— start —
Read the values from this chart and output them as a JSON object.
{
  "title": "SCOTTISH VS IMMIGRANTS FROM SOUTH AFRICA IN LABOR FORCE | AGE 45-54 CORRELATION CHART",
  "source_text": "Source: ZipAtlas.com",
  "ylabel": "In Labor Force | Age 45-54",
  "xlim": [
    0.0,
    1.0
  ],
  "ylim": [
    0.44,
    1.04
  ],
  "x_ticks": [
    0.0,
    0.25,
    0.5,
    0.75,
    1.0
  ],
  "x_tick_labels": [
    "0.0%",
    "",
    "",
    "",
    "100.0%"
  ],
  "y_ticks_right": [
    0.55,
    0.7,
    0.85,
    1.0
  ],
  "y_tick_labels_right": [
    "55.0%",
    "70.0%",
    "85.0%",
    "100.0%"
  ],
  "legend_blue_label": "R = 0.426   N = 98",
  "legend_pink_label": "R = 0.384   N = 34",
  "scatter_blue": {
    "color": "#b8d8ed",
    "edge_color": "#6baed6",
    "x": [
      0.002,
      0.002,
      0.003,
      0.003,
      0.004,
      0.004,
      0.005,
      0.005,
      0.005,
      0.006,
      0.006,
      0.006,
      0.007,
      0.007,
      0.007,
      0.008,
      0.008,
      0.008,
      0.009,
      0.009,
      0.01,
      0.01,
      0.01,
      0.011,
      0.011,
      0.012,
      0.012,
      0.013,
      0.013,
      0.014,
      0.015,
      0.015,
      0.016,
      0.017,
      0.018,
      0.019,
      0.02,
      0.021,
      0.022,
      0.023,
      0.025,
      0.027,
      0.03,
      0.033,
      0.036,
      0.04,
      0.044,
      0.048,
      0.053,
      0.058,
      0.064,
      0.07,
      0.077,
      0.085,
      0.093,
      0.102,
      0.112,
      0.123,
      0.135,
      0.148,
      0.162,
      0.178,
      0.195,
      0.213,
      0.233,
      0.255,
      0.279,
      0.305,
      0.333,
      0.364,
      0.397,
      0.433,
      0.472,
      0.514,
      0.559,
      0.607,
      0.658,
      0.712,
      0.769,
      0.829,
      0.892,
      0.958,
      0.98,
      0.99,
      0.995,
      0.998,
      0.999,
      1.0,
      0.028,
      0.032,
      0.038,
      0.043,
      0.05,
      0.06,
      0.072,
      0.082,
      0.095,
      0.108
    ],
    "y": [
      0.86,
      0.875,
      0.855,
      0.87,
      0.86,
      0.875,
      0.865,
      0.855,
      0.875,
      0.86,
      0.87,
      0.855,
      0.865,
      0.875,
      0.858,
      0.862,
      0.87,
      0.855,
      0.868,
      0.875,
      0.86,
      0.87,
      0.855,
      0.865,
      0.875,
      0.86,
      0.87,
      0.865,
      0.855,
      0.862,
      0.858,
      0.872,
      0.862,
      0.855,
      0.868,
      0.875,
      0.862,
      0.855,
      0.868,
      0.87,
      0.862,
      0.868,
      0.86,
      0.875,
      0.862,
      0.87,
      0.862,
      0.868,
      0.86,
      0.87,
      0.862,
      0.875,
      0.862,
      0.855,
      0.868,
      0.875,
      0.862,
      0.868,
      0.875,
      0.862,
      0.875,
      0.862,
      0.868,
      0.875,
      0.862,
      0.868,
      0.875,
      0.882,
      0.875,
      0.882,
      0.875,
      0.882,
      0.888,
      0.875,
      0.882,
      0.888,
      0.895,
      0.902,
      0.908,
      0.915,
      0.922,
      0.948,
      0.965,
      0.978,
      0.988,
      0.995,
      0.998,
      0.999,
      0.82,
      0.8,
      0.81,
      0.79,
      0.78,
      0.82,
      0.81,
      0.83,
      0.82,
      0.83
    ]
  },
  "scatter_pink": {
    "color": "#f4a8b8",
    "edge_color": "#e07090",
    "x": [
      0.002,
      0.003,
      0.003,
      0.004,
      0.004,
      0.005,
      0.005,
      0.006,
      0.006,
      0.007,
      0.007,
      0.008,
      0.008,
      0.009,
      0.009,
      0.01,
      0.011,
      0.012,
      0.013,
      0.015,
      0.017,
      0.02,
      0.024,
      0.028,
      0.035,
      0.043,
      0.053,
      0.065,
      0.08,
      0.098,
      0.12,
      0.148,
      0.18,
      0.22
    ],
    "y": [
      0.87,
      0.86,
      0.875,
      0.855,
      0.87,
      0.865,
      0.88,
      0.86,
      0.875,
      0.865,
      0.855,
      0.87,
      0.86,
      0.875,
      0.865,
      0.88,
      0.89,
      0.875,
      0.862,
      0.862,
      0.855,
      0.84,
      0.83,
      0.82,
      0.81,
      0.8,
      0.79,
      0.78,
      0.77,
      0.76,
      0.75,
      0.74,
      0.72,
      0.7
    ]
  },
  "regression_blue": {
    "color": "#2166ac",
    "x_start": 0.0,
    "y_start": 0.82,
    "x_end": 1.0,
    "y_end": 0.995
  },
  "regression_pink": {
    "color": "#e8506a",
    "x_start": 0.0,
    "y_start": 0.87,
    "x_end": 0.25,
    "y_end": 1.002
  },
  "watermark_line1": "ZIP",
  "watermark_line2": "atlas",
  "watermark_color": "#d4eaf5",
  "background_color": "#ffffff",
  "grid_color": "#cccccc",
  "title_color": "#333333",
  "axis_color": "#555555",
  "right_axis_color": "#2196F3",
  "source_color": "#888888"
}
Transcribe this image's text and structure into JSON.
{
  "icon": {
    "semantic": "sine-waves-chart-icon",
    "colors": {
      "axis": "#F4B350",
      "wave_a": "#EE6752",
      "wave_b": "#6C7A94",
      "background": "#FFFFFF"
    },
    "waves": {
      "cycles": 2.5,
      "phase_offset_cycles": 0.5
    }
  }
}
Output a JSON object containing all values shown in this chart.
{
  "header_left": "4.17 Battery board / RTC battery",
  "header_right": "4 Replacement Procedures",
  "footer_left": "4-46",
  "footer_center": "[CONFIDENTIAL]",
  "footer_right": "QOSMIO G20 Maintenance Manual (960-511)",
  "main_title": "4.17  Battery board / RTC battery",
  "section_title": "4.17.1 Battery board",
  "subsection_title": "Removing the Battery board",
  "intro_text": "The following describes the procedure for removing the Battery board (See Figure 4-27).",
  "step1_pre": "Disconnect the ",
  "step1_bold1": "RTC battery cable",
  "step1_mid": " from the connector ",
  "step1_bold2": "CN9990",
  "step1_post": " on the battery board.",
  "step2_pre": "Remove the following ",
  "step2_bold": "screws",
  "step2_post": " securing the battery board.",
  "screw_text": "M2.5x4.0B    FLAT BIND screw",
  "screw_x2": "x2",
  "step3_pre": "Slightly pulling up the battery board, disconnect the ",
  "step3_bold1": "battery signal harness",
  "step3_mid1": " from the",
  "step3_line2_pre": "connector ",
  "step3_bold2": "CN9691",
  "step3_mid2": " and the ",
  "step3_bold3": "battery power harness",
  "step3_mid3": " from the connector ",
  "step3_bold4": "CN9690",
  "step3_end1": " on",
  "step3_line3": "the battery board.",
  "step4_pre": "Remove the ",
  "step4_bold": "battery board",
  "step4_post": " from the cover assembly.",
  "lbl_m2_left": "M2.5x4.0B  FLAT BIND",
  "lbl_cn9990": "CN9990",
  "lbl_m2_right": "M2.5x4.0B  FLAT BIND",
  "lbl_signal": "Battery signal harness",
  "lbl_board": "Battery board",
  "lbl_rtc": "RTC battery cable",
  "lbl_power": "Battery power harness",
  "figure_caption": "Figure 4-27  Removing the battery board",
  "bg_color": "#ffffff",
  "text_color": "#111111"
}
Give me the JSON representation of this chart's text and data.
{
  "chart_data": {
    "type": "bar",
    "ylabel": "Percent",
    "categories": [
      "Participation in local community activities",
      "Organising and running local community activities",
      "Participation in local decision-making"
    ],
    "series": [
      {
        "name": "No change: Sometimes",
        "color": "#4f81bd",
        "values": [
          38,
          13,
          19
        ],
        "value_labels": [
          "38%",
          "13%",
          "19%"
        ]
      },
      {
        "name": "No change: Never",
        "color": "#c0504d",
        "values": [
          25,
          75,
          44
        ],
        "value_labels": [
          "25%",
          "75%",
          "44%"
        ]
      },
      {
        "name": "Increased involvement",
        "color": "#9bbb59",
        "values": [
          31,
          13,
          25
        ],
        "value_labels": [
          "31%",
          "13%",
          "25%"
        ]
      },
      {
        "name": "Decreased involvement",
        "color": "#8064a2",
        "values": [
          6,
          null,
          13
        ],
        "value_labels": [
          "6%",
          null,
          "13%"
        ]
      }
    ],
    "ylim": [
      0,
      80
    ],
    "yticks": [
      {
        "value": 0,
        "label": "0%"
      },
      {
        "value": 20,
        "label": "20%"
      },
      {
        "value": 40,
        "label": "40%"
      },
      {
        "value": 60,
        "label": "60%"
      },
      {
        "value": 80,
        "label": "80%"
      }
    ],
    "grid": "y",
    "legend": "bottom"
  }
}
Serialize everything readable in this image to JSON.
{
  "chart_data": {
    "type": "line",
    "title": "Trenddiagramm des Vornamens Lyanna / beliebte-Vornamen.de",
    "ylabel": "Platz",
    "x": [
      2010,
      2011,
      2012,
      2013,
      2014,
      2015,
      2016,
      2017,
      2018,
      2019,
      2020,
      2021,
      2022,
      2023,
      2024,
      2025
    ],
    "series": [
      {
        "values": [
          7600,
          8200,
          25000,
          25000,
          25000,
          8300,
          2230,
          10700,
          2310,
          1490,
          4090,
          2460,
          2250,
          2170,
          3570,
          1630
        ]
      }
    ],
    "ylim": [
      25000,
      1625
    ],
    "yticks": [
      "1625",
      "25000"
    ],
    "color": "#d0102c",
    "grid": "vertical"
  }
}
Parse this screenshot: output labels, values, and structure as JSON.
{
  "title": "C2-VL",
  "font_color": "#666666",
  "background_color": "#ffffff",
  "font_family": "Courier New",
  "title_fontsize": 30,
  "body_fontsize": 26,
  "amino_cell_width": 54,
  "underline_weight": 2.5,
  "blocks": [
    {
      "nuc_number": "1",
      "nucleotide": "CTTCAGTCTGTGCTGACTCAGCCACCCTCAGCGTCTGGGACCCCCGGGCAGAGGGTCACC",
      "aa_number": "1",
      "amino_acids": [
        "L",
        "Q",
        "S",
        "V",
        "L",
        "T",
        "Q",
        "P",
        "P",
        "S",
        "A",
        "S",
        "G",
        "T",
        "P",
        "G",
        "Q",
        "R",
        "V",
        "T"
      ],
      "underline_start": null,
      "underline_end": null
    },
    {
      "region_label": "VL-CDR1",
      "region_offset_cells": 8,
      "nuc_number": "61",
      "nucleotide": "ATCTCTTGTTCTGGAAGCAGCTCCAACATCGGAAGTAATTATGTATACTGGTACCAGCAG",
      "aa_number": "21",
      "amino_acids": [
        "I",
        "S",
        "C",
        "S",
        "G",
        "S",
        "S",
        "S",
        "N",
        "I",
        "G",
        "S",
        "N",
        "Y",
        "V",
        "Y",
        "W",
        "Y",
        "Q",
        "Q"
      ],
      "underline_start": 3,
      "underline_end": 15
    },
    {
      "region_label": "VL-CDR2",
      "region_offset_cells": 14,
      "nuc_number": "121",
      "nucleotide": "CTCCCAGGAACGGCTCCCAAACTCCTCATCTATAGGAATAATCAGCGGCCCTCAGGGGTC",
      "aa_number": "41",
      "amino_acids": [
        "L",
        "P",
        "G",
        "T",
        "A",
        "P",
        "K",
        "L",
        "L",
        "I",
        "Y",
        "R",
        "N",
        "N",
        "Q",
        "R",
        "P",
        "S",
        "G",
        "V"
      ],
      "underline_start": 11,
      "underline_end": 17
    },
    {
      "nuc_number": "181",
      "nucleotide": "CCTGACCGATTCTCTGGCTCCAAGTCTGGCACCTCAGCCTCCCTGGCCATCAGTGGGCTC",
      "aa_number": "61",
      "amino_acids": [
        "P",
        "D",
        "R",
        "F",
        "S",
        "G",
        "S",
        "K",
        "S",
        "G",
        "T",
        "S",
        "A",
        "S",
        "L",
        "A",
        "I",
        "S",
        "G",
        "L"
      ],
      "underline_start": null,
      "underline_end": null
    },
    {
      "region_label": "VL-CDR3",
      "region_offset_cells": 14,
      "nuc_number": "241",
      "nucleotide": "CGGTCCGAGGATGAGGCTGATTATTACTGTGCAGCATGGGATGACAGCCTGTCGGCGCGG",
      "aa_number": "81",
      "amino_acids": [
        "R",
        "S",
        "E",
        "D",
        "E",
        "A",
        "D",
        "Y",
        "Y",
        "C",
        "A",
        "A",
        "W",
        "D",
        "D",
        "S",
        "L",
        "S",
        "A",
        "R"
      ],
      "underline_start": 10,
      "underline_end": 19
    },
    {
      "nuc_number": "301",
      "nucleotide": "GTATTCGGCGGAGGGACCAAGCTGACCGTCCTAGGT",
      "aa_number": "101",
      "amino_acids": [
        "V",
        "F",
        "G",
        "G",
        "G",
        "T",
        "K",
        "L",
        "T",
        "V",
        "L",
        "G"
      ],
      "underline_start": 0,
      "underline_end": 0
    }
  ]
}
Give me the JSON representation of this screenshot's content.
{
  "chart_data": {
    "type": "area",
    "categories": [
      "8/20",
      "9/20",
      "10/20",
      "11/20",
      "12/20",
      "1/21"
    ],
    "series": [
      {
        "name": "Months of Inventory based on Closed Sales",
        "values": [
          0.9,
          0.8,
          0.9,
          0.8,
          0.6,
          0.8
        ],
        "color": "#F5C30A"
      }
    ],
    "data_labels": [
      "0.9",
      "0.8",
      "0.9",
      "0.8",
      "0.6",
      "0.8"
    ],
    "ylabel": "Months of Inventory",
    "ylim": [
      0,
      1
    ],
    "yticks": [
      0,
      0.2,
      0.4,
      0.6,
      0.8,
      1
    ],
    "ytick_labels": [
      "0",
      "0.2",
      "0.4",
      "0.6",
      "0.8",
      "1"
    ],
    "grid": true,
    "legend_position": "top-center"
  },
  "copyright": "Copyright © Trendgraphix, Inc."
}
— end —
# Exercise
Filter the data, keeping only the lines that contain "screenshot".

# Result for this task
Parse this screenshot: output labels, values, and structure as JSON.
Give me the JSON representation of this screenshot's content.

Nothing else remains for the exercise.